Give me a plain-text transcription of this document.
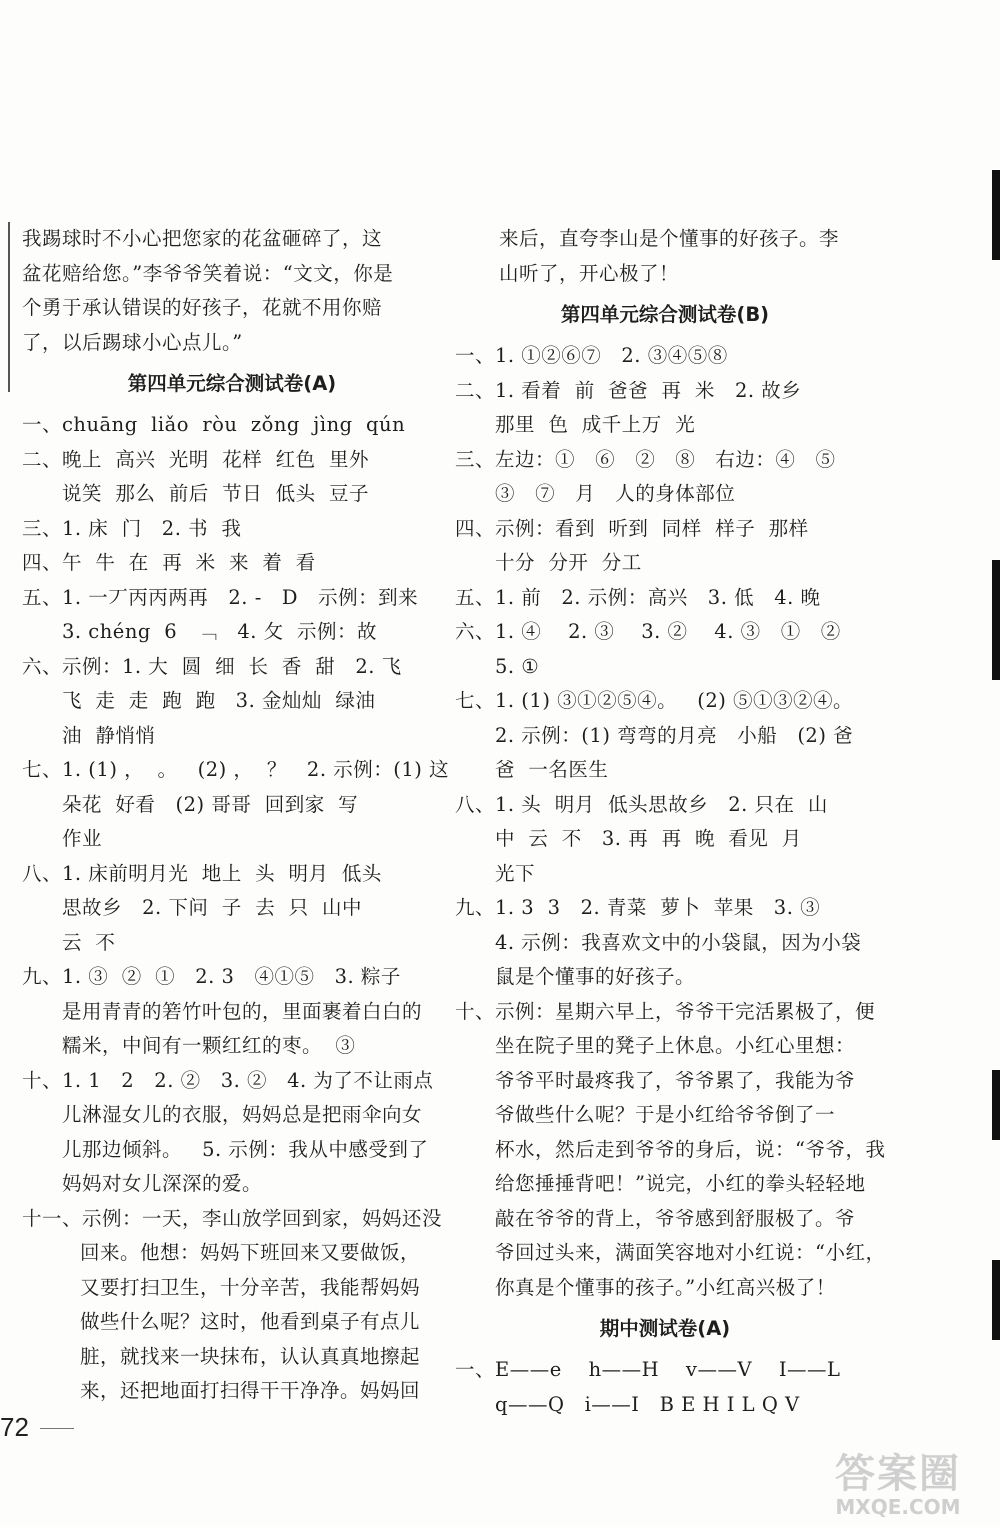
我踢球时不小心把您家的花盆砸碎了，这
盆花赔给您。”李爷爷笑着说：“文文，你是
个勇于承认错误的好孩子，花就不用你赔
了，以后踢球小心点儿。”
第四单元综合测试卷(A)
一、chuāng  liǎo  ròu  zǒng  jìng  qún
二、晚上  高兴  光明  花样  红色  里外
说笑  那么  前后  节日  低头  豆子
三、1. 床  门   2. 书  我
四、午  牛  在  再  米  来  着  看
五、1. 一丆丙丙两再   2. -   D   示例：到来
3. chéng  6   ﹁   4. 攵  示例：故
六、示例：1. 大  圆  细  长  香  甜   2. 飞
飞  走  走  跑  跑   3. 金灿灿  绿油
油  静悄悄
七、1. (1) ，  。   (2) ，  ？   2. 示例：(1) 这
朵花  好看   (2) 哥哥  回到家  写
作业
八、1. 床前明月光  地上  头  明月  低头
思故乡   2. 下问  子  去  只  山中
云  不
九、1. ③  ②  ①   2. 3   ④①⑤   3. 粽子
是用青青的箬竹叶包的，里面裹着白白的
糯米，中间有一颗红红的枣。  ③
十、1. 1   2   2. ②   3. ②   4. 为了不让雨点
儿淋湿女儿的衣服，妈妈总是把雨伞向女
儿那边倾斜。   5. 示例：我从中感受到了
妈妈对女儿深深的爱。
十一、示例：一天，李山放学回到家，妈妈还没
回来。他想：妈妈下班回来又要做饭，
又要打扫卫生，十分辛苦，我能帮妈妈
做些什么呢？这时，他看到桌子有点儿
脏，就找来一块抹布，认认真真地擦起
来，还把地面打扫得干干净净。妈妈回
来后，直夸李山是个懂事的好孩子。李
山听了，开心极了！
第四单元综合测试卷(B)
一、1. ①②⑥⑦   2. ③④⑤⑧
二、1. 看着  前  爸爸  再  米   2. 故乡
那里  色  成千上万  光
三、左边：①   ⑥   ②   ⑧   右边：④   ⑤
③   ⑦   月   人的身体部位
四、示例：看到  听到  同样  样子  那样
十分  分开  分工
五、1. 前   2. 示例：高兴   3. 低   4. 晚
六、1. ④    2. ③    3. ②    4. ③   ①   ②
5. ①
七、1. (1) ③①②⑤④。   (2) ⑤①③②④。
2. 示例：(1) 弯弯的月亮   小船   (2) 爸
爸  一名医生
八、1. 头  明月  低头思故乡   2. 只在  山
中  云  不   3. 再  再  晚  看见  月
光下
九、1. 3  3   2. 青菜  萝卜  苹果   3. ③
4. 示例：我喜欢文中的小袋鼠，因为小袋
鼠是个懂事的好孩子。
十、示例：星期六早上，爷爷干完活累极了，便
坐在院子里的凳子上休息。小红心里想：
爷爷平时最疼我了，爷爷累了，我能为爷
爷做些什么呢？于是小红给爷爷倒了一
杯水，然后走到爷爷的身后，说：“爷爷，我
给您捶捶背吧！”说完，小红的拳头轻轻地
敲在爷爷的背上，爷爷感到舒服极了。爷
爷回过头来，满面笑容地对小红说：“小红，
你真是个懂事的孩子。”小红高兴极了！
期中测试卷(A)
一、E——e    h——H    v——V    I——L
q——Q   i——I   B E H I L Q V
72
答案圈
MXQE.COM
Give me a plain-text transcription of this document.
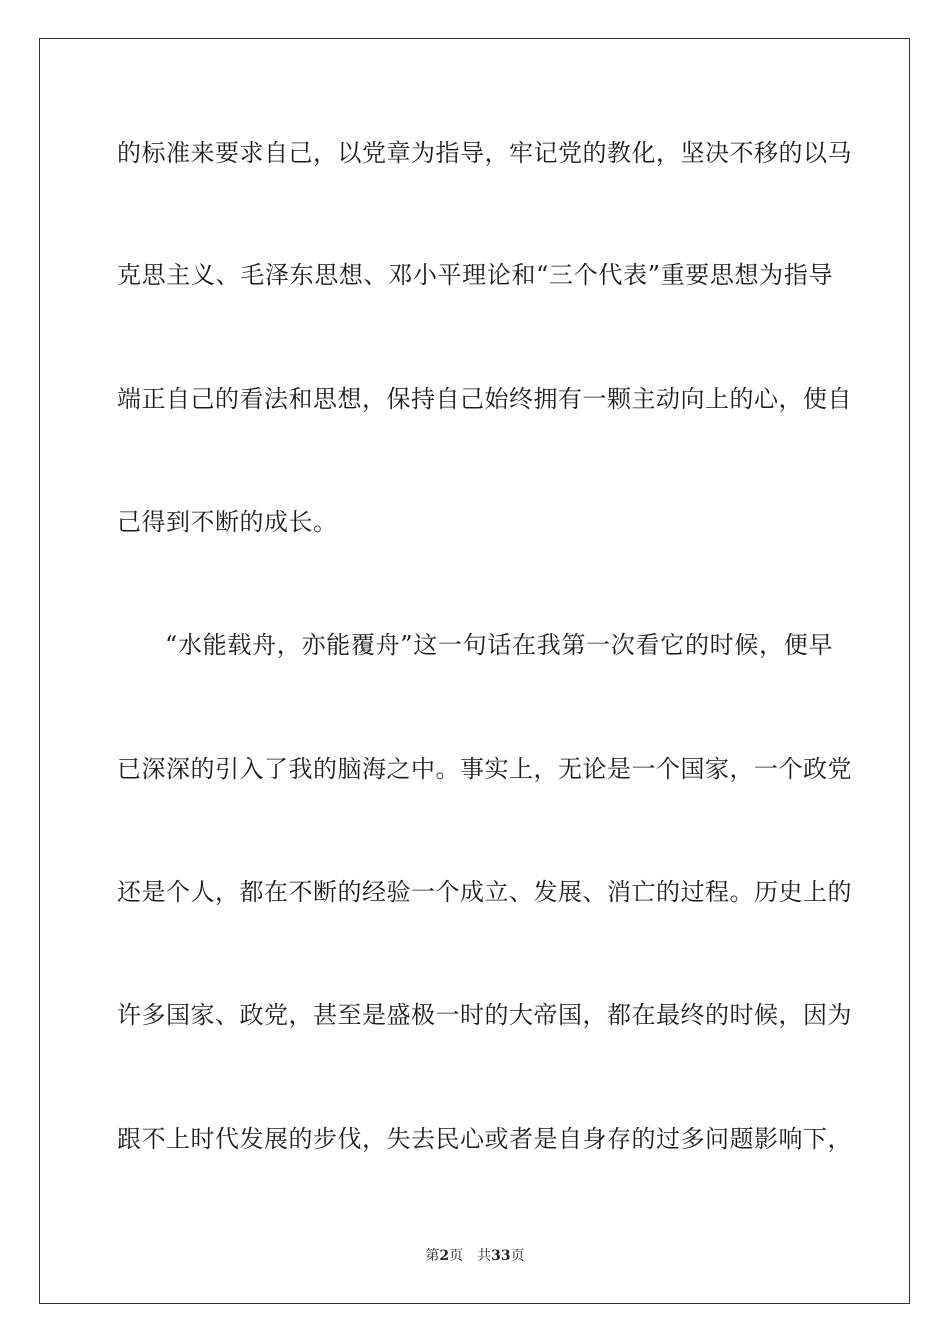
的标准来要求自己，以党章为指导，牢记党的教化，坚决不移的以马
克思主义、毛泽东思想、邓小平理论和“三个代表”重要思想为指导
端正自己的看法和思想，保持自己始终拥有一颗主动向上的心，使自
己得到不断的成长。
“水能载舟，亦能覆舟”这一句话在我第一次看它的时候，便早
已深深的引入了我的脑海之中。事实上，无论是一个国家，一个政党
还是个人，都在不断的经验一个成立、发展、消亡的过程。历史上的
许多国家、政党，甚至是盛极一时的大帝国，都在最终的时候，因为
跟不上时代发展的步伐，失去民心或者是自身存的过多问题影响下，
第2页 共33页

§ Exercise objective: Repeat all of the records verbatim, leaving out the pictures.

§ Solution:
Give me a plain-text transcription of this document.
我踢球时不小心把您家的花盆砸碎了，这
盆花赔给您。”李爷爷笑着说：“文文，你是
个勇于承认错误的好孩子，花就不用你赔
了，以后踢球小心点儿。”
第四单元综合测试卷(A)
一、chuāng  liǎo  ròu  zǒng  jìng  qún
二、晚上  高兴  光明  花样  红色  里外
说笑  那么  前后  节日  低头  豆子
三、1. 床  门   2. 书  我
四、午  牛  在  再  米  来  着  看
五、1. 一丆丙丙两再   2. -   D   示例：到来
3. chéng  6   ﹁   4. 攵  示例：故
六、示例：1. 大  圆  细  长  香  甜   2. 飞
飞  走  走  跑  跑   3. 金灿灿  绿油
油  静悄悄
七、1. (1) ，  。   (2) ，  ？   2. 示例：(1) 这
朵花  好看   (2) 哥哥  回到家  写
作业
八、1. 床前明月光  地上  头  明月  低头
思故乡   2. 下问  子  去  只  山中
云  不
九、1. ③  ②  ①   2. 3   ④①⑤   3. 粽子
是用青青的箬竹叶包的，里面裹着白白的
糯米，中间有一颗红红的枣。  ③
十、1. 1   2   2. ②   3. ②   4. 为了不让雨点
儿淋湿女儿的衣服，妈妈总是把雨伞向女
儿那边倾斜。   5. 示例：我从中感受到了
妈妈对女儿深深的爱。
十一、示例：一天，李山放学回到家，妈妈还没
回来。他想：妈妈下班回来又要做饭，
又要打扫卫生，十分辛苦，我能帮妈妈
做些什么呢？这时，他看到桌子有点儿
脏，就找来一块抹布，认认真真地擦起
来，还把地面打扫得干干净净。妈妈回
来后，直夸李山是个懂事的好孩子。李
山听了，开心极了！
第四单元综合测试卷(B)
一、1. ①②⑥⑦   2. ③④⑤⑧
二、1. 看着  前  爸爸  再  米   2. 故乡
那里  色  成千上万  光
三、左边：①   ⑥   ②   ⑧   右边：④   ⑤
③   ⑦   月   人的身体部位
四、示例：看到  听到  同样  样子  那样
十分  分开  分工
五、1. 前   2. 示例：高兴   3. 低   4. 晚
六、1. ④    2. ③    3. ②    4. ③   ①   ②
5. ①
七、1. (1) ③①②⑤④。   (2) ⑤①③②④。
2. 示例：(1) 弯弯的月亮   小船   (2) 爸
爸  一名医生
八、1. 头  明月  低头思故乡   2. 只在  山
中  云  不   3. 再  再  晚  看见  月
光下
九、1. 3  3   2. 青菜  萝卜  苹果   3. ③
4. 示例：我喜欢文中的小袋鼠，因为小袋
鼠是个懂事的好孩子。
十、示例：星期六早上，爷爷干完活累极了，便
坐在院子里的凳子上休息。小红心里想：
爷爷平时最疼我了，爷爷累了，我能为爷
爷做些什么呢？于是小红给爷爷倒了一
杯水，然后走到爷爷的身后，说：“爷爷，我
给您捶捶背吧！”说完，小红的拳头轻轻地
敲在爷爷的背上，爷爷感到舒服极了。爷
爷回过头来，满面笑容地对小红说：“小红，
你真是个懂事的孩子。”小红高兴极了！
期中测试卷(A)
一、E——e    h——H    v——V    I——L
q——Q   i——I   B E H I L Q V
72
答案圈
MXQE.COM
Give me a plain-text transcription of this document.
的标准来要求自己，以党章为指导，牢记党的教化，坚决不移的以马
克思主义、毛泽东思想、邓小平理论和“三个代表”重要思想为指导
端正自己的看法和思想，保持自己始终拥有一颗主动向上的心，使自
己得到不断的成长。
“水能载舟，亦能覆舟”这一句话在我第一次看它的时候，便早
已深深的引入了我的脑海之中。事实上，无论是一个国家，一个政党
还是个人，都在不断的经验一个成立、发展、消亡的过程。历史上的
许多国家、政党，甚至是盛极一时的大帝国，都在最终的时候，因为
跟不上时代发展的步伐，失去民心或者是自身存的过多问题影响下，
第2页 共33页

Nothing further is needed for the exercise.